Copy the entries below verbatim, omitting any pictures they contain.

ENTRIES SHOWN:
* * * *

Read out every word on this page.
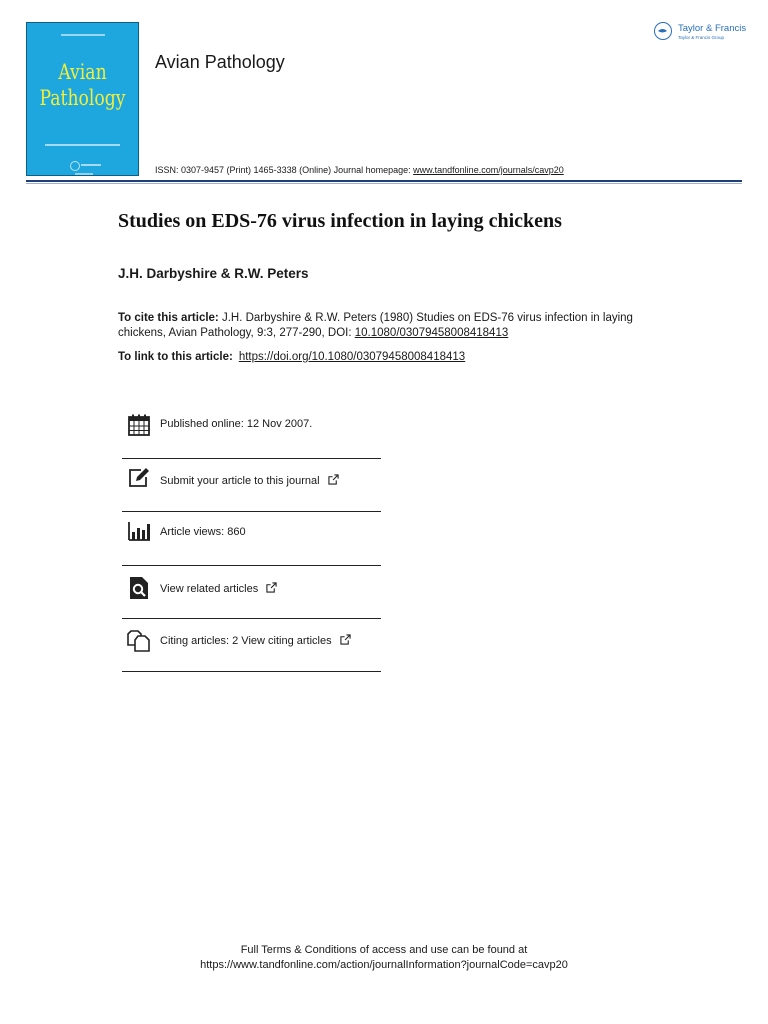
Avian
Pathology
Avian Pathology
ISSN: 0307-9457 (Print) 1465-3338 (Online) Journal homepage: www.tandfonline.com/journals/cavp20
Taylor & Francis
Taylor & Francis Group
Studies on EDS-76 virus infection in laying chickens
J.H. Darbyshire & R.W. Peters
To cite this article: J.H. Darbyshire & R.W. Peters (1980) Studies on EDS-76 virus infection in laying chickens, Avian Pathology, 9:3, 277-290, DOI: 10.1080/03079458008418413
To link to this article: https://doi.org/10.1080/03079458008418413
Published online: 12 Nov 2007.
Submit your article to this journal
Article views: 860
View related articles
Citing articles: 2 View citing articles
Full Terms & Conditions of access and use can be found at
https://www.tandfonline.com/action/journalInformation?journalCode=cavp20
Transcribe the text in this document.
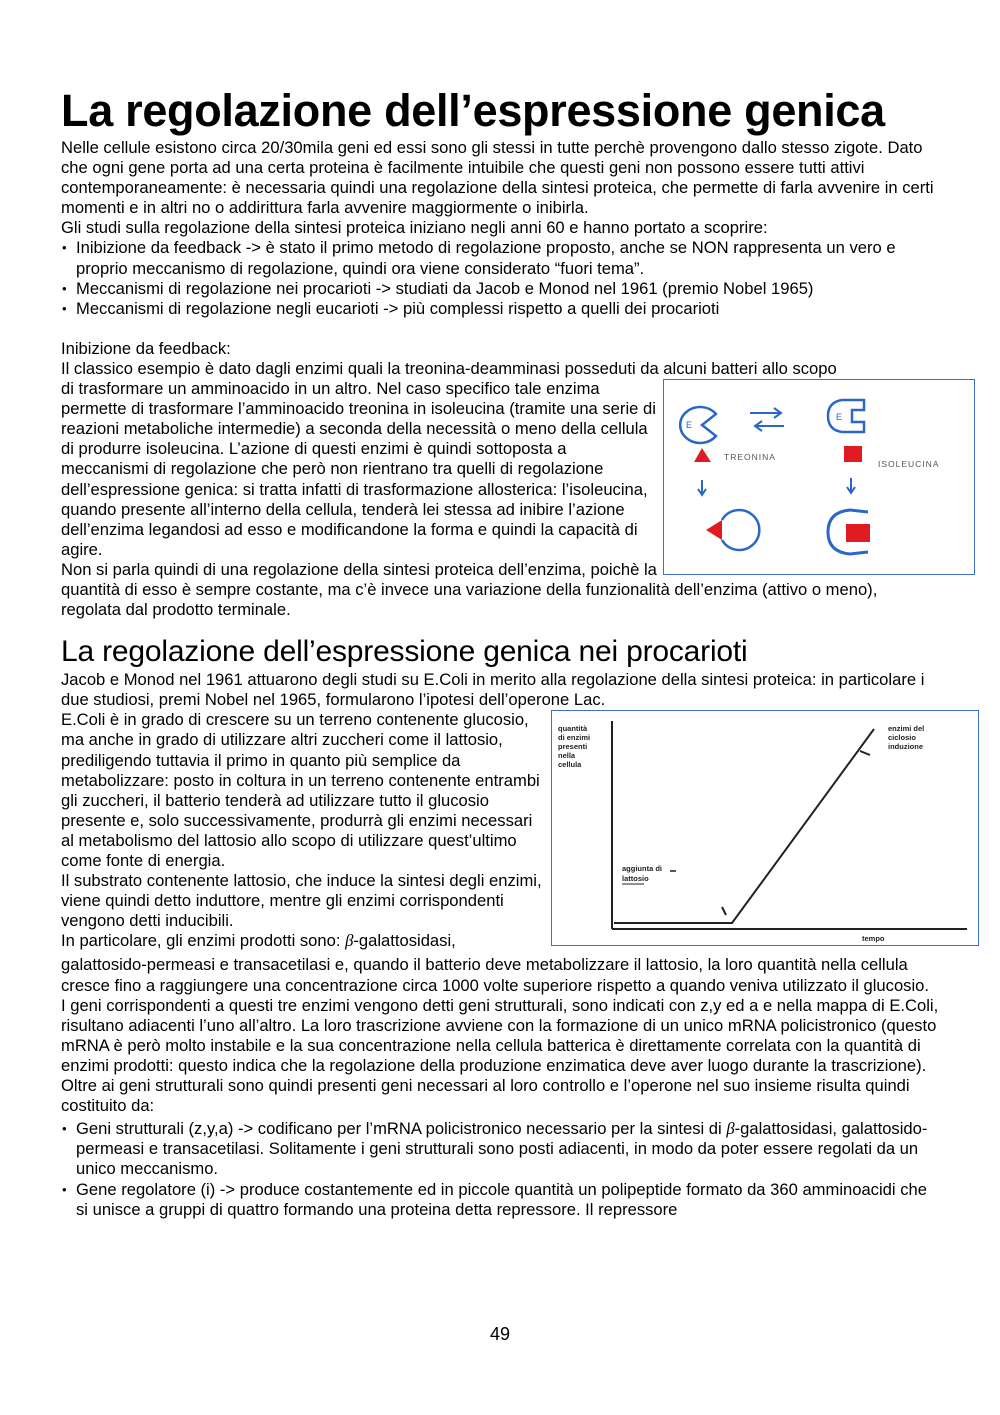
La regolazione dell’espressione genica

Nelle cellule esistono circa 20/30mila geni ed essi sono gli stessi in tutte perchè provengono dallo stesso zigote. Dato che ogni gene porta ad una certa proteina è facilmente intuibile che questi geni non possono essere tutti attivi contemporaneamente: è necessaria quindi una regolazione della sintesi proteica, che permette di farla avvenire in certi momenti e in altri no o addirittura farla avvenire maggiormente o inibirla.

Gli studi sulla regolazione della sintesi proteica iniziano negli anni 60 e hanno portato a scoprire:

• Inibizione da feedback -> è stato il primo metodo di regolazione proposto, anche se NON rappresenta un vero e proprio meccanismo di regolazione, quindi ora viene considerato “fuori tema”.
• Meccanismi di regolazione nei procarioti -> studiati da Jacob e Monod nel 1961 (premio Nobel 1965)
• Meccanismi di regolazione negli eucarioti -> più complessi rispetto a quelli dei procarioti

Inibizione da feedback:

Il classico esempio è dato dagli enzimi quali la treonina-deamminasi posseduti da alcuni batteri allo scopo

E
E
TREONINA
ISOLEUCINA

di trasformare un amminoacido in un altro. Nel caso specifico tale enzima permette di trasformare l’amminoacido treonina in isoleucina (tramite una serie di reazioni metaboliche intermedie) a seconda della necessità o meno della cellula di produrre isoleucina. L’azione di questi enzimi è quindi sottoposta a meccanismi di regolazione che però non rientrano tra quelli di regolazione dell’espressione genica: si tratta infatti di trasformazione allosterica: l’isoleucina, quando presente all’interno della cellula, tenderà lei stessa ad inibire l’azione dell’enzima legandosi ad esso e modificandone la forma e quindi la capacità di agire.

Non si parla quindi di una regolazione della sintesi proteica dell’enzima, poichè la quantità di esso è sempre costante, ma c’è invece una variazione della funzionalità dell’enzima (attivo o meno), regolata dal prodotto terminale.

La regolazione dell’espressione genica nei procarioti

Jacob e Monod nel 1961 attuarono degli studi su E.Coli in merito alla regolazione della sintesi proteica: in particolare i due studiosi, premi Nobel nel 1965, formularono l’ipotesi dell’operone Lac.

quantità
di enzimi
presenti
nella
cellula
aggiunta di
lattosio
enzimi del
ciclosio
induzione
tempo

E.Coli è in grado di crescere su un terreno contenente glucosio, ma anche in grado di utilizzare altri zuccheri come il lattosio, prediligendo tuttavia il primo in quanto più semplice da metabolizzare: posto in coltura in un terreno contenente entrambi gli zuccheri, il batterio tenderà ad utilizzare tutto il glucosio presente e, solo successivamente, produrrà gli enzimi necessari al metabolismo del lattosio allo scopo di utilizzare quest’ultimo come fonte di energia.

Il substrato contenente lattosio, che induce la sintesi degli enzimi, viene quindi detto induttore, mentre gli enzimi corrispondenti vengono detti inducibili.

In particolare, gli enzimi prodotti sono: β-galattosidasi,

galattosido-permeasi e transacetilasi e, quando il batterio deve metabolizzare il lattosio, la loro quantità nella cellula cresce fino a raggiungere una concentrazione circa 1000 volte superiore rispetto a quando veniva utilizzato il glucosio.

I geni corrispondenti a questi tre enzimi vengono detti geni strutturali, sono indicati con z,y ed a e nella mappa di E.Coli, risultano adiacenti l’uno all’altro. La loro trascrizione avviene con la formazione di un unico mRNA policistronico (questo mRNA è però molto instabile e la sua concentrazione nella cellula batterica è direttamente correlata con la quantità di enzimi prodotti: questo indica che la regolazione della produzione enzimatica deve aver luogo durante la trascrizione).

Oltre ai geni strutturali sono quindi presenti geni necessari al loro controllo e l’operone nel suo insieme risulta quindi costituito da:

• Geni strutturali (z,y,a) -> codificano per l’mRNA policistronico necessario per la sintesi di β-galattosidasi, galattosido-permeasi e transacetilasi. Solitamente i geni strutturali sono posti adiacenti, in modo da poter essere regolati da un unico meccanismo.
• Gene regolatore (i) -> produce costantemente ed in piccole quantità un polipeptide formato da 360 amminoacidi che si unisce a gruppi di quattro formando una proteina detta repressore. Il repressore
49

* * * *

WRITTEN RESPONSE:
Read out every word on this page.
Avian
Pathology
Avian Pathology
ISSN: 0307-9457 (Print) 1465-3338 (Online) Journal homepage: www.tandfonline.com/journals/cavp20
Taylor & Francis
Taylor & Francis Group
Studies on EDS-76 virus infection in laying chickens
J.H. Darbyshire & R.W. Peters
To cite this article: J.H. Darbyshire & R.W. Peters (1980) Studies on EDS-76 virus infection in laying chickens, Avian Pathology, 9:3, 277-290, DOI: 10.1080/03079458008418413
To link to this article: https://doi.org/10.1080/03079458008418413
Published online: 12 Nov 2007.
Submit your article to this journal
Article views: 860
View related articles
Citing articles: 2 View citing articles
Full Terms & Conditions of access and use can be found at
https://www.tandfonline.com/action/journalInformation?journalCode=cavp20
Transcribe the text in this document.
La regolazione dell’espressione genica

Nelle cellule esistono circa 20/30mila geni ed essi sono gli stessi in tutte perchè provengono dallo stesso zigote. Dato che ogni gene porta ad una certa proteina è facilmente intuibile che questi geni non possono essere tutti attivi contemporaneamente: è necessaria quindi una regolazione della sintesi proteica, che permette di farla avvenire in certi momenti e in altri no o addirittura farla avvenire maggiormente o inibirla.

Gli studi sulla regolazione della sintesi proteica iniziano negli anni 60 e hanno portato a scoprire:

• Inibizione da feedback -> è stato il primo metodo di regolazione proposto, anche se NON rappresenta un vero e proprio meccanismo di regolazione, quindi ora viene considerato “fuori tema”.
• Meccanismi di regolazione nei procarioti -> studiati da Jacob e Monod nel 1961 (premio Nobel 1965)
• Meccanismi di regolazione negli eucarioti -> più complessi rispetto a quelli dei procarioti

Inibizione da feedback:

Il classico esempio è dato dagli enzimi quali la treonina-deamminasi posseduti da alcuni batteri allo scopo

E
E
TREONINA
ISOLEUCINA

di trasformare un amminoacido in un altro. Nel caso specifico tale enzima permette di trasformare l’amminoacido treonina in isoleucina (tramite una serie di reazioni metaboliche intermedie) a seconda della necessità o meno della cellula di produrre isoleucina. L’azione di questi enzimi è quindi sottoposta a meccanismi di regolazione che però non rientrano tra quelli di regolazione dell’espressione genica: si tratta infatti di trasformazione allosterica: l’isoleucina, quando presente all’interno della cellula, tenderà lei stessa ad inibire l’azione dell’enzima legandosi ad esso e modificandone la forma e quindi la capacità di agire.

Non si parla quindi di una regolazione della sintesi proteica dell’enzima, poichè la quantità di esso è sempre costante, ma c’è invece una variazione della funzionalità dell’enzima (attivo o meno), regolata dal prodotto terminale.

La regolazione dell’espressione genica nei procarioti

Jacob e Monod nel 1961 attuarono degli studi su E.Coli in merito alla regolazione della sintesi proteica: in particolare i due studiosi, premi Nobel nel 1965, formularono l’ipotesi dell’operone Lac.

quantità
di enzimi
presenti
nella
cellula
aggiunta di
lattosio
enzimi del
ciclosio
induzione
tempo

E.Coli è in grado di crescere su un terreno contenente glucosio, ma anche in grado di utilizzare altri zuccheri come il lattosio, prediligendo tuttavia il primo in quanto più semplice da metabolizzare: posto in coltura in un terreno contenente entrambi gli zuccheri, il batterio tenderà ad utilizzare tutto il glucosio presente e, solo successivamente, produrrà gli enzimi necessari al metabolismo del lattosio allo scopo di utilizzare quest’ultimo come fonte di energia.

Il substrato contenente lattosio, che induce la sintesi degli enzimi, viene quindi detto induttore, mentre gli enzimi corrispondenti vengono detti inducibili.

In particolare, gli enzimi prodotti sono: β-galattosidasi,

galattosido-permeasi e transacetilasi e, quando il batterio deve metabolizzare il lattosio, la loro quantità nella cellula cresce fino a raggiungere una concentrazione circa 1000 volte superiore rispetto a quando veniva utilizzato il glucosio.

I geni corrispondenti a questi tre enzimi vengono detti geni strutturali, sono indicati con z,y ed a e nella mappa di E.Coli, risultano adiacenti l’uno all’altro. La loro trascrizione avviene con la formazione di un unico mRNA policistronico (questo mRNA è però molto instabile e la sua concentrazione nella cellula batterica è direttamente correlata con la quantità di enzimi prodotti: questo indica che la regolazione della produzione enzimatica deve aver luogo durante la trascrizione).

Oltre ai geni strutturali sono quindi presenti geni necessari al loro controllo e l’operone nel suo insieme risulta quindi costituito da:

• Geni strutturali (z,y,a) -> codificano per l’mRNA policistronico necessario per la sintesi di β-galattosidasi, galattosido-permeasi e transacetilasi. Solitamente i geni strutturali sono posti adiacenti, in modo da poter essere regolati da un unico meccanismo.
• Gene regolatore (i) -> produce costantemente ed in piccole quantità un polipeptide formato da 360 amminoacidi che si unisce a gruppi di quattro formando una proteina detta repressore. Il repressore
49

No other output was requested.